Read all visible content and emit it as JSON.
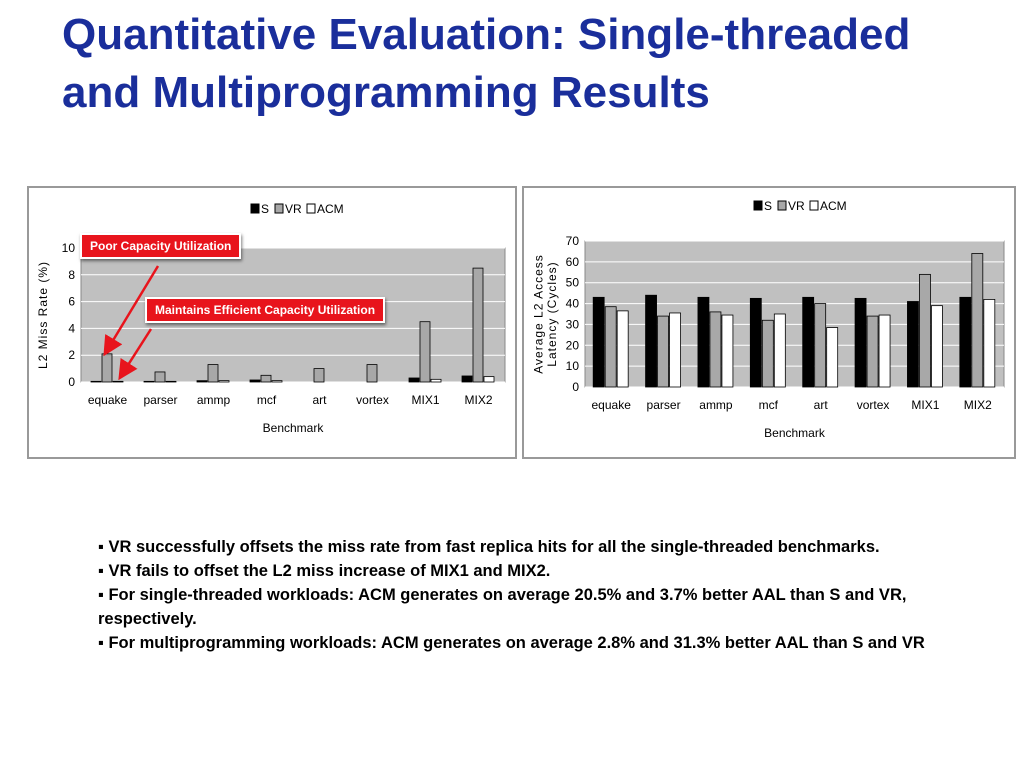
{
  "slide": {
    "title": "Quantitative Evaluation: Single-threaded and Multiprogramming Results",
    "callouts": [
      "Poor Capacity Utilization",
      "Maintains Efficient Capacity Utilization"
    ],
    "bullets": [
      "VR successfully offsets the miss rate from fast replica hits for all the single-threaded benchmarks.",
      "VR fails to offset the L2 miss increase of MIX1 and MIX2.",
      "For single-threaded workloads: ACM generates on average 20.5% and 3.7% better AAL than S and VR, respectively.",
      "For multiprogramming workloads: ACM generates on average 2.8% and 31.3% better AAL than S and VR"
    ]
  },
  "chart_data": [
    {
      "type": "bar",
      "categories": [
        "equake",
        "parser",
        "ammp",
        "mcf",
        "art",
        "vortex",
        "MIX1",
        "MIX2"
      ],
      "series": [
        {
          "name": "S",
          "values": [
            0.05,
            0.05,
            0.1,
            0.15,
            0.0,
            0.0,
            0.3,
            0.45
          ],
          "color": "#000000"
        },
        {
          "name": "VR",
          "values": [
            2.1,
            0.75,
            1.3,
            0.5,
            1.0,
            1.3,
            4.5,
            8.5
          ],
          "color": "#a8a8a8"
        },
        {
          "name": "ACM",
          "values": [
            0.05,
            0.05,
            0.1,
            0.1,
            0.0,
            0.0,
            0.2,
            0.4
          ],
          "color": "#ffffff"
        }
      ],
      "xlabel": "Benchmark",
      "ylabel": "L2 Miss Rate (%)",
      "ylim": [
        0,
        10
      ],
      "yticks": [
        0,
        2,
        4,
        6,
        8,
        10
      ],
      "grid": true,
      "legend": "top"
    },
    {
      "type": "bar",
      "categories": [
        "equake",
        "parser",
        "ammp",
        "mcf",
        "art",
        "vortex",
        "MIX1",
        "MIX2"
      ],
      "series": [
        {
          "name": "S",
          "values": [
            43,
            44,
            43,
            42.5,
            43,
            42.5,
            41,
            43
          ],
          "color": "#000000"
        },
        {
          "name": "VR",
          "values": [
            38.5,
            34,
            36,
            32,
            40,
            34,
            54,
            64
          ],
          "color": "#a8a8a8"
        },
        {
          "name": "ACM",
          "values": [
            36.5,
            35.5,
            34.5,
            35,
            28.5,
            34.5,
            39,
            42
          ],
          "color": "#ffffff"
        }
      ],
      "xlabel": "Benchmark",
      "ylabel": "Average L2 Access Latency (Cycles)",
      "ylim": [
        0,
        70
      ],
      "yticks": [
        0,
        10,
        20,
        30,
        40,
        50,
        60,
        70
      ],
      "grid": true,
      "legend": "top"
    }
  ]
}
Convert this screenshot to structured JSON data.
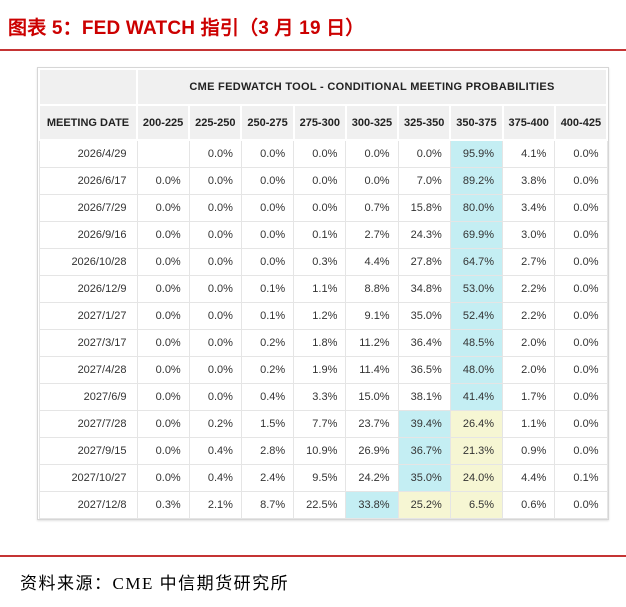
{
  "title": "图表 5：FED WATCH 指引（3 月 19 日）",
  "source": "资料来源：CME  中信期货研究所",
  "colors": {
    "title_red": "#cc0000",
    "rule_red": "#c53434",
    "header_bg": "#f0f0f0",
    "highlight_cyan": "#c4eef3",
    "highlight_yellow": "#f6f6d3"
  },
  "chart_data": {
    "type": "table",
    "title": "CME FEDWATCH TOOL - CONDITIONAL MEETING PROBABILITIES",
    "date_header": "MEETING DATE",
    "rate_ranges": [
      "200-225",
      "225-250",
      "250-275",
      "275-300",
      "300-325",
      "325-350",
      "350-375",
      "375-400",
      "400-425"
    ],
    "rows": [
      {
        "date": "2026/4/29",
        "values": [
          "",
          "0.0%",
          "0.0%",
          "0.0%",
          "0.0%",
          "0.0%",
          "95.9%",
          "4.1%",
          "0.0%"
        ],
        "highlights": [
          "",
          "",
          "",
          "",
          "",
          "",
          "cyan",
          "",
          ""
        ]
      },
      {
        "date": "2026/6/17",
        "values": [
          "0.0%",
          "0.0%",
          "0.0%",
          "0.0%",
          "0.0%",
          "7.0%",
          "89.2%",
          "3.8%",
          "0.0%"
        ],
        "highlights": [
          "",
          "",
          "",
          "",
          "",
          "",
          "cyan",
          "",
          ""
        ]
      },
      {
        "date": "2026/7/29",
        "values": [
          "0.0%",
          "0.0%",
          "0.0%",
          "0.0%",
          "0.7%",
          "15.8%",
          "80.0%",
          "3.4%",
          "0.0%"
        ],
        "highlights": [
          "",
          "",
          "",
          "",
          "",
          "",
          "cyan",
          "",
          ""
        ]
      },
      {
        "date": "2026/9/16",
        "values": [
          "0.0%",
          "0.0%",
          "0.0%",
          "0.1%",
          "2.7%",
          "24.3%",
          "69.9%",
          "3.0%",
          "0.0%"
        ],
        "highlights": [
          "",
          "",
          "",
          "",
          "",
          "",
          "cyan",
          "",
          ""
        ]
      },
      {
        "date": "2026/10/28",
        "values": [
          "0.0%",
          "0.0%",
          "0.0%",
          "0.3%",
          "4.4%",
          "27.8%",
          "64.7%",
          "2.7%",
          "0.0%"
        ],
        "highlights": [
          "",
          "",
          "",
          "",
          "",
          "",
          "cyan",
          "",
          ""
        ]
      },
      {
        "date": "2026/12/9",
        "values": [
          "0.0%",
          "0.0%",
          "0.1%",
          "1.1%",
          "8.8%",
          "34.8%",
          "53.0%",
          "2.2%",
          "0.0%"
        ],
        "highlights": [
          "",
          "",
          "",
          "",
          "",
          "",
          "cyan",
          "",
          ""
        ]
      },
      {
        "date": "2027/1/27",
        "values": [
          "0.0%",
          "0.0%",
          "0.1%",
          "1.2%",
          "9.1%",
          "35.0%",
          "52.4%",
          "2.2%",
          "0.0%"
        ],
        "highlights": [
          "",
          "",
          "",
          "",
          "",
          "",
          "cyan",
          "",
          ""
        ]
      },
      {
        "date": "2027/3/17",
        "values": [
          "0.0%",
          "0.0%",
          "0.2%",
          "1.8%",
          "11.2%",
          "36.4%",
          "48.5%",
          "2.0%",
          "0.0%"
        ],
        "highlights": [
          "",
          "",
          "",
          "",
          "",
          "",
          "cyan",
          "",
          ""
        ]
      },
      {
        "date": "2027/4/28",
        "values": [
          "0.0%",
          "0.0%",
          "0.2%",
          "1.9%",
          "11.4%",
          "36.5%",
          "48.0%",
          "2.0%",
          "0.0%"
        ],
        "highlights": [
          "",
          "",
          "",
          "",
          "",
          "",
          "cyan",
          "",
          ""
        ]
      },
      {
        "date": "2027/6/9",
        "values": [
          "0.0%",
          "0.0%",
          "0.4%",
          "3.3%",
          "15.0%",
          "38.1%",
          "41.4%",
          "1.7%",
          "0.0%"
        ],
        "highlights": [
          "",
          "",
          "",
          "",
          "",
          "",
          "cyan",
          "",
          ""
        ]
      },
      {
        "date": "2027/7/28",
        "values": [
          "0.0%",
          "0.2%",
          "1.5%",
          "7.7%",
          "23.7%",
          "39.4%",
          "26.4%",
          "1.1%",
          "0.0%"
        ],
        "highlights": [
          "",
          "",
          "",
          "",
          "",
          "cyan",
          "yellow",
          "",
          ""
        ]
      },
      {
        "date": "2027/9/15",
        "values": [
          "0.0%",
          "0.4%",
          "2.8%",
          "10.9%",
          "26.9%",
          "36.7%",
          "21.3%",
          "0.9%",
          "0.0%"
        ],
        "highlights": [
          "",
          "",
          "",
          "",
          "",
          "cyan",
          "yellow",
          "",
          ""
        ]
      },
      {
        "date": "2027/10/27",
        "values": [
          "0.0%",
          "0.4%",
          "2.4%",
          "9.5%",
          "24.2%",
          "35.0%",
          "24.0%",
          "4.4%",
          "0.1%"
        ],
        "highlights": [
          "",
          "",
          "",
          "",
          "",
          "cyan",
          "yellow",
          "",
          ""
        ]
      },
      {
        "date": "2027/12/8",
        "values": [
          "0.3%",
          "2.1%",
          "8.7%",
          "22.5%",
          "33.8%",
          "25.2%",
          "6.5%",
          "0.6%",
          "0.0%"
        ],
        "highlights": [
          "",
          "",
          "",
          "",
          "cyan",
          "yellow",
          "yellow",
          "",
          ""
        ]
      }
    ]
  }
}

----------------

### What is expected
Take every line containing the word "than" and copy it.

### Correct answer
      "For single-threaded workloads: ACM generates on average 20.5% and 3.7% better AAL than S and VR, respectively.",
      "For multiprogramming workloads: ACM generates on average 2.8% and 31.3% better AAL than S and VR"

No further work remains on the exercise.